Region boundary data:
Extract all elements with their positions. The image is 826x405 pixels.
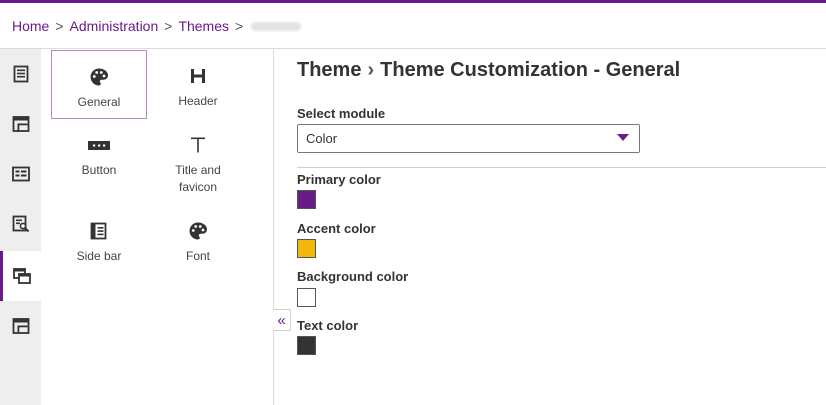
background-color-swatch[interactable] bbox=[297, 288, 316, 307]
accent-color-swatch[interactable] bbox=[297, 239, 316, 258]
select-module-label: Select module bbox=[297, 106, 386, 121]
primary-color-label: Primary color bbox=[297, 172, 381, 187]
tile-general[interactable]: General bbox=[51, 50, 147, 119]
breadcrumb-separator: > bbox=[164, 18, 173, 34]
tile-button[interactable]: Button bbox=[51, 132, 147, 179]
rail-item-documents[interactable] bbox=[0, 49, 41, 99]
title-separator: › bbox=[367, 59, 375, 81]
tile-label: Button bbox=[81, 163, 117, 177]
rail-item-table-layout[interactable] bbox=[0, 301, 41, 351]
left-rail bbox=[0, 49, 41, 405]
header-h-icon bbox=[189, 63, 207, 89]
tile-font[interactable]: Font bbox=[150, 218, 246, 265]
palette-icon bbox=[188, 218, 208, 244]
rail-item-layout[interactable] bbox=[0, 99, 41, 149]
dropdown-caret-icon bbox=[617, 134, 629, 141]
page-title: Theme › Theme Customization - General bbox=[297, 59, 680, 82]
breadcrumb-separator: > bbox=[55, 18, 64, 34]
palette-icon bbox=[89, 64, 109, 90]
theme-windows-icon bbox=[13, 268, 31, 284]
breadcrumb-home[interactable]: Home bbox=[12, 18, 49, 34]
layout-icon bbox=[12, 116, 29, 132]
table-layout-icon bbox=[12, 318, 29, 334]
breadcrumb-administration[interactable]: Administration bbox=[70, 18, 159, 34]
tile-label: General bbox=[77, 95, 121, 109]
select-module-dropdown[interactable]: Color bbox=[297, 124, 640, 153]
background-color-label: Background color bbox=[297, 269, 409, 284]
breadcrumb-themes[interactable]: Themes bbox=[178, 18, 229, 34]
text-color-label: Text color bbox=[297, 318, 359, 333]
rail-item-dashboard[interactable] bbox=[0, 149, 41, 199]
inspect-icon bbox=[12, 215, 29, 233]
double-chevron-left-icon: « bbox=[277, 311, 286, 329]
primary-color-swatch[interactable] bbox=[297, 190, 316, 209]
collapse-panel-button[interactable]: « bbox=[273, 309, 291, 331]
document-list-icon bbox=[13, 65, 28, 83]
tile-label: Side bar bbox=[76, 249, 122, 263]
theme-section-grid: General Header Button Title and favicon … bbox=[41, 49, 274, 405]
tile-label: Header bbox=[178, 94, 218, 108]
select-module-value: Color bbox=[306, 131, 338, 146]
text-t-icon bbox=[189, 132, 207, 158]
accent-color-label: Accent color bbox=[297, 221, 376, 236]
text-color-swatch[interactable] bbox=[297, 336, 316, 355]
tile-label: Font bbox=[185, 249, 210, 263]
tile-title-and-favicon[interactable]: Title and favicon bbox=[150, 132, 246, 196]
title-parent: Theme bbox=[297, 59, 362, 81]
rail-item-themes[interactable] bbox=[0, 251, 41, 301]
section-divider bbox=[297, 167, 826, 168]
breadcrumb-separator: > bbox=[235, 18, 244, 34]
sidebar-icon bbox=[89, 218, 109, 244]
tile-header[interactable]: Header bbox=[150, 63, 246, 110]
breadcrumb: Home > Administration > Themes > bbox=[12, 17, 302, 35]
title-current: Theme Customization - General bbox=[380, 59, 681, 81]
top-accent-bar bbox=[0, 0, 826, 3]
button-icon bbox=[87, 132, 111, 158]
tile-side-bar[interactable]: Side bar bbox=[51, 218, 147, 265]
dashboard-icon bbox=[11, 166, 30, 182]
tile-label: Title and favicon bbox=[175, 163, 221, 194]
rail-item-inspect[interactable] bbox=[0, 199, 41, 249]
breadcrumb-current-blurred bbox=[251, 21, 302, 31]
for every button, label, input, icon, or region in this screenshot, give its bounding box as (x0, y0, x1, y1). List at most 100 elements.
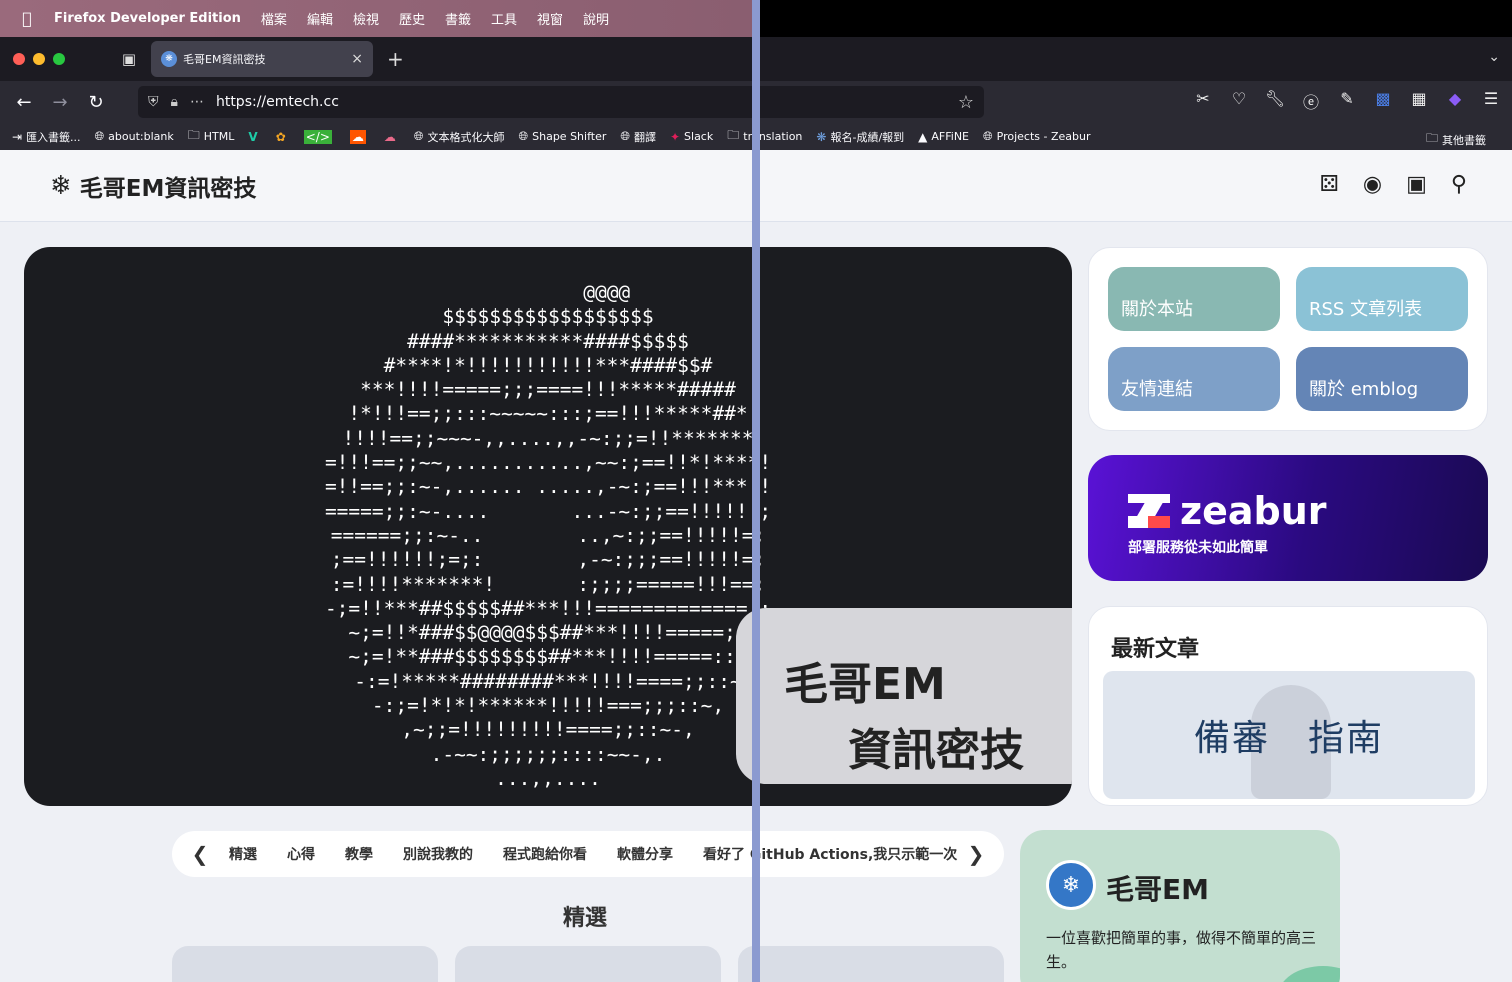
menu-hamburger-icon[interactable]: ☰ (1480, 89, 1502, 113)
close-window-button[interactable] (13, 53, 25, 65)
menu-history[interactable]: 歷史 (399, 9, 425, 28)
hero-banner[interactable]: @@@@ $$$$$$$$$$$$$$$$$$ ####***********#… (24, 247, 1072, 806)
minimize-window-button[interactable] (33, 53, 45, 65)
author-profile-card: ❄ 毛哥EM 一位喜歡把簡單的事，做得不簡單的高三生。 (1020, 830, 1340, 982)
badge-icon: ❋ (816, 129, 827, 144)
bookmark-about-blank[interactable]: 🌐︎ about:blank (95, 129, 174, 144)
zoom-window-button[interactable] (53, 53, 65, 65)
link-rss[interactable]: RSS 文章列表 (1296, 267, 1468, 331)
lock-icon[interactable]: 🔒︎ (171, 94, 178, 110)
close-tab-icon[interactable]: × (351, 51, 363, 67)
menu-bookmarks[interactable]: 書籤 (445, 9, 471, 28)
bookmark-cloud[interactable]: ☁ (384, 130, 400, 144)
url-bar[interactable]: ⛨ 🔒︎ ⋯ https://emtech.cc ☆ (138, 86, 984, 118)
chevron-right-icon[interactable]: ❯ (962, 842, 990, 866)
github-icon[interactable]: ◉ (1363, 172, 1382, 197)
link-friends[interactable]: 友情連結 (1108, 347, 1280, 411)
menu-file[interactable]: 檔案 (261, 9, 287, 28)
back-button[interactable]: ← (6, 92, 42, 113)
bookmark-import[interactable]: ⇥ 匯入書籤... (12, 129, 81, 145)
forward-button[interactable]: → (42, 92, 78, 113)
zeabur-ad-banner[interactable]: zeabur 部署服務從未如此簡單 (1088, 455, 1488, 581)
firefox-view-icon[interactable]: ▣ (115, 45, 143, 73)
pocket-icon[interactable]: ♡ (1228, 89, 1250, 113)
qr-code-icon[interactable]: ▦ (1408, 89, 1430, 113)
instagram-icon[interactable]: ▣ (1406, 172, 1427, 197)
zeabur-tagline: 部署服務從未如此簡單 (1128, 540, 1268, 556)
bookmark-codepen[interactable]: </> (303, 129, 336, 144)
extension-e-icon[interactable]: ⓔ (1300, 89, 1322, 113)
zeabur-wordmark: zeabur (1180, 489, 1327, 533)
category-nav: ❮ 精選 心得 教學 別說我教的 程式跑給你看 軟體分享 看好了 GitHub … (172, 831, 1004, 877)
search-icon[interactable]: ⚲ (1451, 172, 1467, 197)
bookmark-shape-shifter[interactable]: 🌐︎ Shape Shifter (519, 129, 607, 144)
dice-icon[interactable]: ⚄ (1320, 172, 1339, 197)
app-menu-name[interactable]: Firefox Developer Edition (54, 11, 241, 26)
category-code-runs[interactable]: 程式跑給你看 (503, 844, 587, 864)
menu-help[interactable]: 說明 (583, 9, 609, 28)
category-tutorial[interactable]: 教學 (345, 844, 373, 864)
tab-active[interactable]: ❋ 毛哥EM資訊密技 × (151, 41, 373, 77)
profile-name: 毛哥EM (1106, 873, 1209, 906)
menu-window[interactable]: 視窗 (537, 9, 563, 28)
bookmark-star-icon[interactable]: ☆ (958, 92, 974, 113)
category-github-actions[interactable]: 看好了 GitHub Actions,我只示範一次 (703, 844, 957, 864)
new-tab-button[interactable]: + (387, 47, 404, 71)
bookmark-slack[interactable]: ✦ Slack (670, 130, 713, 144)
import-icon: ⇥ (12, 129, 23, 144)
latest-posts-title: 最新文章 (1111, 637, 1200, 662)
bookmark-affine[interactable]: ▲ AFFiNE (918, 130, 969, 144)
bookmark-other-folder[interactable]: 🗀︎ 其他書籤 (1426, 129, 1486, 150)
tracking-protection-shield-icon[interactable]: ⛨ (148, 94, 159, 110)
avatar[interactable]: ❄ (1046, 860, 1096, 910)
link-about-site[interactable]: 關於本站 (1108, 267, 1280, 331)
category-featured[interactable]: 精選 (229, 844, 257, 864)
extensions-puzzle-icon[interactable]: ✎ (1336, 89, 1358, 113)
hero-title-line2: 資訊密技 (848, 725, 1024, 776)
globe-icon: 🌐︎ (983, 129, 993, 143)
category-software-share[interactable]: 軟體分享 (617, 844, 673, 864)
bookmark-registration[interactable]: ❋ 報名-成績/報到 (816, 129, 904, 145)
site-permissions-icon[interactable]: ⋯ (190, 94, 204, 110)
bookmark-soundcloud[interactable]: ☁ (349, 129, 370, 144)
latest-post-thumbnail[interactable]: 備審 指南 (1103, 671, 1475, 799)
screenshot-icon[interactable]: ✂ (1192, 89, 1214, 113)
hero-title-line1: 毛哥EM (784, 659, 946, 710)
list-all-tabs-icon[interactable]: ⌄ (1488, 49, 1500, 65)
url-text[interactable]: https://emtech.cc (216, 94, 958, 110)
split-view-divider[interactable] (752, 0, 760, 982)
wrench-icon[interactable]: 🔧︎ (1264, 89, 1286, 113)
category-thoughts[interactable]: 心得 (287, 844, 315, 864)
bookmark-folder-html[interactable]: 🗀︎ HTML (188, 126, 235, 147)
site-favicon-icon: ❋ (161, 51, 177, 67)
apple-menu-icon[interactable]:  (0, 9, 54, 28)
featured-post-card[interactable] (172, 946, 438, 982)
globe-icon: 🌐︎ (620, 129, 630, 143)
menu-edit[interactable]: 編輯 (307, 9, 333, 28)
logo-star-icon: ❄ (50, 170, 72, 201)
zeabur-logo-icon (1128, 494, 1170, 528)
header-icons: ⚄ ◉ ▣ ⚲ (1320, 172, 1467, 197)
codepen-icon: </> (303, 129, 332, 144)
bookmark-colorful[interactable]: ✿ (276, 130, 290, 144)
bookmark-text-formatter[interactable]: 🌐︎ 文本格式化大師 (414, 129, 505, 145)
featured-post-card[interactable] (738, 946, 1004, 982)
globe-icon: 🌐︎ (518, 129, 529, 143)
reload-button[interactable]: ↻ (78, 92, 114, 113)
menu-view[interactable]: 檢視 (353, 9, 379, 28)
latest-posts-card: 最新文章 備審 指南 (1088, 606, 1488, 806)
tab-title: 毛哥EM資訊密技 (183, 53, 266, 66)
link-about-emblog[interactable]: 關於 emblog (1296, 347, 1468, 411)
bitwarden-icon[interactable]: ▩ (1372, 89, 1394, 113)
bookmark-vuetify[interactable]: V (248, 130, 261, 144)
featured-post-card[interactable] (455, 946, 721, 982)
category-dont-say-i-taught[interactable]: 別說我教的 (403, 844, 473, 864)
bookmark-folder-translation[interactable]: 🗀︎ translation (727, 126, 802, 147)
site-logo[interactable]: ❄ 毛哥EM資訊密技 (50, 169, 256, 203)
menu-tools[interactable]: 工具 (491, 9, 517, 28)
zeabur-logo: zeabur (1128, 489, 1327, 533)
extension-purple-icon[interactable]: ◆ (1444, 89, 1466, 113)
bookmark-zeabur-projects[interactable]: 🌐︎ Projects - Zeabur (983, 129, 1090, 144)
bookmark-translate[interactable]: 🌐︎ 翻譯 (620, 129, 656, 145)
chevron-left-icon[interactable]: ❮ (186, 842, 214, 866)
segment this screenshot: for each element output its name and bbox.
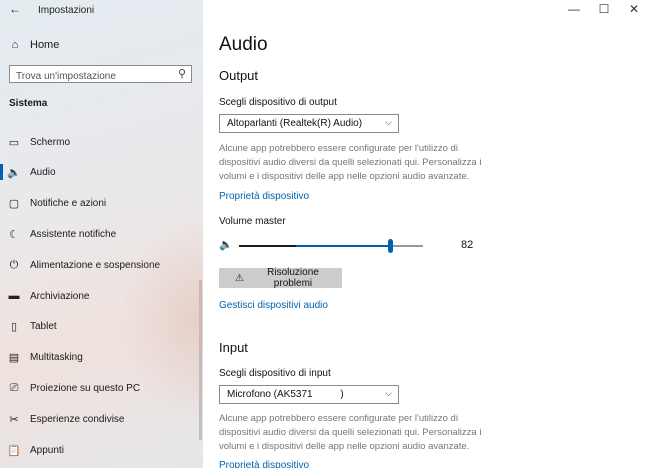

▸ Exercise goal: Copy the lines word for word, starting at the line that contains "menu-hamburger-icon[interactable]: ☰ (1480, 89, 1502, 113)" and ending after the line that contains "close-tab-icon[interactable]: × (351, 51, 363, 67)".

▸ Answer below:
menu-hamburger-icon[interactable]: ☰ (1480, 89, 1502, 113)
close-window-button[interactable] (13, 53, 25, 65)
menu-history[interactable]: 歷史 (399, 9, 425, 28)
hero-banner[interactable]: @@@@ $$$$$$$$$$$$$$$$$$ ####***********#… (24, 247, 1072, 806)
minimize-window-button[interactable] (33, 53, 45, 65)
author-profile-card: ❄ 毛哥EM 一位喜歡把簡單的事，做得不簡單的高三生。 (1020, 830, 1340, 982)
badge-icon: ❋ (816, 129, 827, 144)
bookmark-about-blank[interactable]: 🌐︎ about:blank (95, 129, 174, 144)
zoom-window-button[interactable] (53, 53, 65, 65)
link-rss[interactable]: RSS 文章列表 (1296, 267, 1468, 331)
lock-icon[interactable]: 🔒︎ (171, 94, 178, 110)
close-tab-icon[interactable]: × (351, 51, 363, 67)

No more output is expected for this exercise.